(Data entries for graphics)

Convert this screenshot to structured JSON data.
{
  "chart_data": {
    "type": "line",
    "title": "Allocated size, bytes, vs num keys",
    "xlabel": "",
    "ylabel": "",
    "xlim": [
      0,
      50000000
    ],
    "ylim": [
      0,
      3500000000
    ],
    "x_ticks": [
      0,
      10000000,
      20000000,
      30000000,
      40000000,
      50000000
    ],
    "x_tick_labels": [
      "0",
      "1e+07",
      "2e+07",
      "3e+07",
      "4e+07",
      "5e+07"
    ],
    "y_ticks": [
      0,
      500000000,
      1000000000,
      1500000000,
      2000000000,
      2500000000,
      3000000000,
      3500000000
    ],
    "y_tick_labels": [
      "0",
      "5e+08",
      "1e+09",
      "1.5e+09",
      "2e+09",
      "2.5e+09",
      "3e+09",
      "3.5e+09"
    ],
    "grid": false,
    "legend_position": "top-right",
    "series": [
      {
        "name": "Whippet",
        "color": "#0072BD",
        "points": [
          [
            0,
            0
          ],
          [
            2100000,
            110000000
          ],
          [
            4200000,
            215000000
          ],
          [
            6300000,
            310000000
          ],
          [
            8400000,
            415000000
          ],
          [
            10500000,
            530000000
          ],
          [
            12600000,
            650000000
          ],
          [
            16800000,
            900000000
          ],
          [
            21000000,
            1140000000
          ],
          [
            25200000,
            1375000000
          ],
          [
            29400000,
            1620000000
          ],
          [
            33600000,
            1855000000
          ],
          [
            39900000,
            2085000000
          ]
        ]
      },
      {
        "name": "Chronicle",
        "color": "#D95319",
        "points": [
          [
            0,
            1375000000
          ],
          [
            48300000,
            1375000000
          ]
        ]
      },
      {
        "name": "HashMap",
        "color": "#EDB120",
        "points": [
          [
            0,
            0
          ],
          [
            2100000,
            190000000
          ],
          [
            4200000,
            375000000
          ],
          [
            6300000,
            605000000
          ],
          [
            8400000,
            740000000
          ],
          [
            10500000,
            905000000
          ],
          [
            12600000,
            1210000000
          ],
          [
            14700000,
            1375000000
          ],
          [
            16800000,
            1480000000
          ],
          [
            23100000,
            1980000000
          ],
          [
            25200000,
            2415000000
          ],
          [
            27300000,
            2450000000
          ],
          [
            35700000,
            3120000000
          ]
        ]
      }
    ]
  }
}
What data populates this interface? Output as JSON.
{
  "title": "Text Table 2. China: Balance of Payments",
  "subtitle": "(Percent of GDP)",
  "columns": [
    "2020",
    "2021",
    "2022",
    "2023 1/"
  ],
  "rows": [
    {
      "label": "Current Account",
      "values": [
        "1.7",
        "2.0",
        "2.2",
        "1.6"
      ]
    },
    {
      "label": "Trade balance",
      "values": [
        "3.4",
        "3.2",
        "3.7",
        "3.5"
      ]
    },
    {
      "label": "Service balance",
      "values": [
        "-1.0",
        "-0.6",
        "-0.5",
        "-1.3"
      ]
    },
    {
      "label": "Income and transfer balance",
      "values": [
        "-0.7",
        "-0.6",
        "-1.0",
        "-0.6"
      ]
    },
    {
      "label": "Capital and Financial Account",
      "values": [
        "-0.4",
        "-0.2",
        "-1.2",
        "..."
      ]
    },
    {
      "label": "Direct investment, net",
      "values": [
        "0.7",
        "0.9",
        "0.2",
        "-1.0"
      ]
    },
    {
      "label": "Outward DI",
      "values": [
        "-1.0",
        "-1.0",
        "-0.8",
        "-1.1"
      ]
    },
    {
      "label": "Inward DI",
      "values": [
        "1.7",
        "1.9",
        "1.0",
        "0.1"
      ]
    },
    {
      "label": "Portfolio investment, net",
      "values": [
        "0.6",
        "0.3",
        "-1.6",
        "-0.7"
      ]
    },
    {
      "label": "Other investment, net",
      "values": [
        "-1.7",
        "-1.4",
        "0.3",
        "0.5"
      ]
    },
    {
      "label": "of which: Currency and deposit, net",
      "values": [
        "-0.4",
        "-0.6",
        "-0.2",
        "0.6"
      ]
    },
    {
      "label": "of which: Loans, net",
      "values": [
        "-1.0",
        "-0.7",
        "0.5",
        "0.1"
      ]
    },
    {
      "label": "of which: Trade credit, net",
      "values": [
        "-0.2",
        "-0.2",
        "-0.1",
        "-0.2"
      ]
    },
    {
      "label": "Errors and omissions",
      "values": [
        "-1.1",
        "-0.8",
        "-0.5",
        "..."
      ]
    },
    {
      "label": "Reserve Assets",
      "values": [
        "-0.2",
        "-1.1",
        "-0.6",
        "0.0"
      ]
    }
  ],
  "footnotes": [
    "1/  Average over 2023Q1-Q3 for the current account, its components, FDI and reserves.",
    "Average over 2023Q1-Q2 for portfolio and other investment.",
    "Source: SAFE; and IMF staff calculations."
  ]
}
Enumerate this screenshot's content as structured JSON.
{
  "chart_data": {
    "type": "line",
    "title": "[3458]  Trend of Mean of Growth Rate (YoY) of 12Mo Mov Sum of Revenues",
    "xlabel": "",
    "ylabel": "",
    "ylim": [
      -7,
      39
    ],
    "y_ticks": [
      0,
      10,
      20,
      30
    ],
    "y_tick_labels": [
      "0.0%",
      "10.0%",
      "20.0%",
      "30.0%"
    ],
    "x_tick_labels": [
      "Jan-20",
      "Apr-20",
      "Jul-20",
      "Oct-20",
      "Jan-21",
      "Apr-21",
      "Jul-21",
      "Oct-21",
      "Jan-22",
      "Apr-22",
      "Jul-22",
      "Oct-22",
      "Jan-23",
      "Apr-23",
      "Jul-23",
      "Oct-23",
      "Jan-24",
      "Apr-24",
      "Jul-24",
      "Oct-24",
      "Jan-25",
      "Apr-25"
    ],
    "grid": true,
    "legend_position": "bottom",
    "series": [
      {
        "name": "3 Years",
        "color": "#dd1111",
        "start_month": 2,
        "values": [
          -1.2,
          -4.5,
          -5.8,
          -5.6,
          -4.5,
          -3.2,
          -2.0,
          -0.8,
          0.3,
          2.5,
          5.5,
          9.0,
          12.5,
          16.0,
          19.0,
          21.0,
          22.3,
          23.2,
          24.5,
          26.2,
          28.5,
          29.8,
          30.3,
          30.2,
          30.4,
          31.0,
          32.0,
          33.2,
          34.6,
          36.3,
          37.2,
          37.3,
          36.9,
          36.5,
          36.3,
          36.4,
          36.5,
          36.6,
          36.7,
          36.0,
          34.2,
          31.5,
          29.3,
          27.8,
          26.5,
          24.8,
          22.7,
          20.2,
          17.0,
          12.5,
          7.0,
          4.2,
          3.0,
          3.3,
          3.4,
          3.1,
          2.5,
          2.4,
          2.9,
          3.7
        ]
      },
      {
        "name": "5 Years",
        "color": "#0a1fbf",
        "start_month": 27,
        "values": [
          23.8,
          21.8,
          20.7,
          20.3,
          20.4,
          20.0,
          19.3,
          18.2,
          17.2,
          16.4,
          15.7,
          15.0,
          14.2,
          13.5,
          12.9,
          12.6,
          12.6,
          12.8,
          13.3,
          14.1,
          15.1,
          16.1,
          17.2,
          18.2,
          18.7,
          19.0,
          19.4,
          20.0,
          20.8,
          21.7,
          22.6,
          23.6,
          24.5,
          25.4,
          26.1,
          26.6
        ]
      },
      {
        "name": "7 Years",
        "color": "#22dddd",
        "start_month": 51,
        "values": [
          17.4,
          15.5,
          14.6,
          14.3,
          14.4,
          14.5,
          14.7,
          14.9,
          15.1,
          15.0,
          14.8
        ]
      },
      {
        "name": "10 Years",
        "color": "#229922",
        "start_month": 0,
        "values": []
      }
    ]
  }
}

- [Task directions]: Repeat every entry exactly as written above.

- [Complete answer]:
Convert this screenshot to structured JSON data.
{
  "chart_data": {
    "type": "line",
    "title": "Allocated size, bytes, vs num keys",
    "xlabel": "",
    "ylabel": "",
    "xlim": [
      0,
      50000000
    ],
    "ylim": [
      0,
      3500000000
    ],
    "x_ticks": [
      0,
      10000000,
      20000000,
      30000000,
      40000000,
      50000000
    ],
    "x_tick_labels": [
      "0",
      "1e+07",
      "2e+07",
      "3e+07",
      "4e+07",
      "5e+07"
    ],
    "y_ticks": [
      0,
      500000000,
      1000000000,
      1500000000,
      2000000000,
      2500000000,
      3000000000,
      3500000000
    ],
    "y_tick_labels": [
      "0",
      "5e+08",
      "1e+09",
      "1.5e+09",
      "2e+09",
      "2.5e+09",
      "3e+09",
      "3.5e+09"
    ],
    "grid": false,
    "legend_position": "top-right",
    "series": [
      {
        "name": "Whippet",
        "color": "#0072BD",
        "points": [
          [
            0,
            0
          ],
          [
            2100000,
            110000000
          ],
          [
            4200000,
            215000000
          ],
          [
            6300000,
            310000000
          ],
          [
            8400000,
            415000000
          ],
          [
            10500000,
            530000000
          ],
          [
            12600000,
            650000000
          ],
          [
            16800000,
            900000000
          ],
          [
            21000000,
            1140000000
          ],
          [
            25200000,
            1375000000
          ],
          [
            29400000,
            1620000000
          ],
          [
            33600000,
            1855000000
          ],
          [
            39900000,
            2085000000
          ]
        ]
      },
      {
        "name": "Chronicle",
        "color": "#D95319",
        "points": [
          [
            0,
            1375000000
          ],
          [
            48300000,
            1375000000
          ]
        ]
      },
      {
        "name": "HashMap",
        "color": "#EDB120",
        "points": [
          [
            0,
            0
          ],
          [
            2100000,
            190000000
          ],
          [
            4200000,
            375000000
          ],
          [
            6300000,
            605000000
          ],
          [
            8400000,
            740000000
          ],
          [
            10500000,
            905000000
          ],
          [
            12600000,
            1210000000
          ],
          [
            14700000,
            1375000000
          ],
          [
            16800000,
            1480000000
          ],
          [
            23100000,
            1980000000
          ],
          [
            25200000,
            2415000000
          ],
          [
            27300000,
            2450000000
          ],
          [
            35700000,
            3120000000
          ]
        ]
      }
    ]
  }
}
What data populates this interface? Output as JSON.
{
  "title": "Text Table 2. China: Balance of Payments",
  "subtitle": "(Percent of GDP)",
  "columns": [
    "2020",
    "2021",
    "2022",
    "2023 1/"
  ],
  "rows": [
    {
      "label": "Current Account",
      "values": [
        "1.7",
        "2.0",
        "2.2",
        "1.6"
      ]
    },
    {
      "label": "Trade balance",
      "values": [
        "3.4",
        "3.2",
        "3.7",
        "3.5"
      ]
    },
    {
      "label": "Service balance",
      "values": [
        "-1.0",
        "-0.6",
        "-0.5",
        "-1.3"
      ]
    },
    {
      "label": "Income and transfer balance",
      "values": [
        "-0.7",
        "-0.6",
        "-1.0",
        "-0.6"
      ]
    },
    {
      "label": "Capital and Financial Account",
      "values": [
        "-0.4",
        "-0.2",
        "-1.2",
        "..."
      ]
    },
    {
      "label": "Direct investment, net",
      "values": [
        "0.7",
        "0.9",
        "0.2",
        "-1.0"
      ]
    },
    {
      "label": "Outward DI",
      "values": [
        "-1.0",
        "-1.0",
        "-0.8",
        "-1.1"
      ]
    },
    {
      "label": "Inward DI",
      "values": [
        "1.7",
        "1.9",
        "1.0",
        "0.1"
      ]
    },
    {
      "label": "Portfolio investment, net",
      "values": [
        "0.6",
        "0.3",
        "-1.6",
        "-0.7"
      ]
    },
    {
      "label": "Other investment, net",
      "values": [
        "-1.7",
        "-1.4",
        "0.3",
        "0.5"
      ]
    },
    {
      "label": "of which: Currency and deposit, net",
      "values": [
        "-0.4",
        "-0.6",
        "-0.2",
        "0.6"
      ]
    },
    {
      "label": "of which: Loans, net",
      "values": [
        "-1.0",
        "-0.7",
        "0.5",
        "0.1"
      ]
    },
    {
      "label": "of which: Trade credit, net",
      "values": [
        "-0.2",
        "-0.2",
        "-0.1",
        "-0.2"
      ]
    },
    {
      "label": "Errors and omissions",
      "values": [
        "-1.1",
        "-0.8",
        "-0.5",
        "..."
      ]
    },
    {
      "label": "Reserve Assets",
      "values": [
        "-0.2",
        "-1.1",
        "-0.6",
        "0.0"
      ]
    }
  ],
  "footnotes": [
    "1/  Average over 2023Q1-Q3 for the current account, its components, FDI and reserves.",
    "Average over 2023Q1-Q2 for portfolio and other investment.",
    "Source: SAFE; and IMF staff calculations."
  ]
}
Enumerate this screenshot's content as structured JSON.
{
  "chart_data": {
    "type": "line",
    "title": "[3458]  Trend of Mean of Growth Rate (YoY) of 12Mo Mov Sum of Revenues",
    "xlabel": "",
    "ylabel": "",
    "ylim": [
      -7,
      39
    ],
    "y_ticks": [
      0,
      10,
      20,
      30
    ],
    "y_tick_labels": [
      "0.0%",
      "10.0%",
      "20.0%",
      "30.0%"
    ],
    "x_tick_labels": [
      "Jan-20",
      "Apr-20",
      "Jul-20",
      "Oct-20",
      "Jan-21",
      "Apr-21",
      "Jul-21",
      "Oct-21",
      "Jan-22",
      "Apr-22",
      "Jul-22",
      "Oct-22",
      "Jan-23",
      "Apr-23",
      "Jul-23",
      "Oct-23",
      "Jan-24",
      "Apr-24",
      "Jul-24",
      "Oct-24",
      "Jan-25",
      "Apr-25"
    ],
    "grid": true,
    "legend_position": "bottom",
    "series": [
      {
        "name": "3 Years",
        "color": "#dd1111",
        "start_month": 2,
        "values": [
          -1.2,
          -4.5,
          -5.8,
          -5.6,
          -4.5,
          -3.2,
          -2.0,
          -0.8,
          0.3,
          2.5,
          5.5,
          9.0,
          12.5,
          16.0,
          19.0,
          21.0,
          22.3,
          23.2,
          24.5,
          26.2,
          28.5,
          29.8,
          30.3,
          30.2,
          30.4,
          31.0,
          32.0,
          33.2,
          34.6,
          36.3,
          37.2,
          37.3,
          36.9,
          36.5,
          36.3,
          36.4,
          36.5,
          36.6,
          36.7,
          36.0,
          34.2,
          31.5,
          29.3,
          27.8,
          26.5,
          24.8,
          22.7,
          20.2,
          17.0,
          12.5,
          7.0,
          4.2,
          3.0,
          3.3,
          3.4,
          3.1,
          2.5,
          2.4,
          2.9,
          3.7
        ]
      },
      {
        "name": "5 Years",
        "color": "#0a1fbf",
        "start_month": 27,
        "values": [
          23.8,
          21.8,
          20.7,
          20.3,
          20.4,
          20.0,
          19.3,
          18.2,
          17.2,
          16.4,
          15.7,
          15.0,
          14.2,
          13.5,
          12.9,
          12.6,
          12.6,
          12.8,
          13.3,
          14.1,
          15.1,
          16.1,
          17.2,
          18.2,
          18.7,
          19.0,
          19.4,
          20.0,
          20.8,
          21.7,
          22.6,
          23.6,
          24.5,
          25.4,
          26.1,
          26.6
        ]
      },
      {
        "name": "7 Years",
        "color": "#22dddd",
        "start_month": 51,
        "values": [
          17.4,
          15.5,
          14.6,
          14.3,
          14.4,
          14.5,
          14.7,
          14.9,
          15.1,
          15.0,
          14.8
        ]
      },
      {
        "name": "10 Years",
        "color": "#229922",
        "start_month": 0,
        "values": []
      }
    ]
  }
}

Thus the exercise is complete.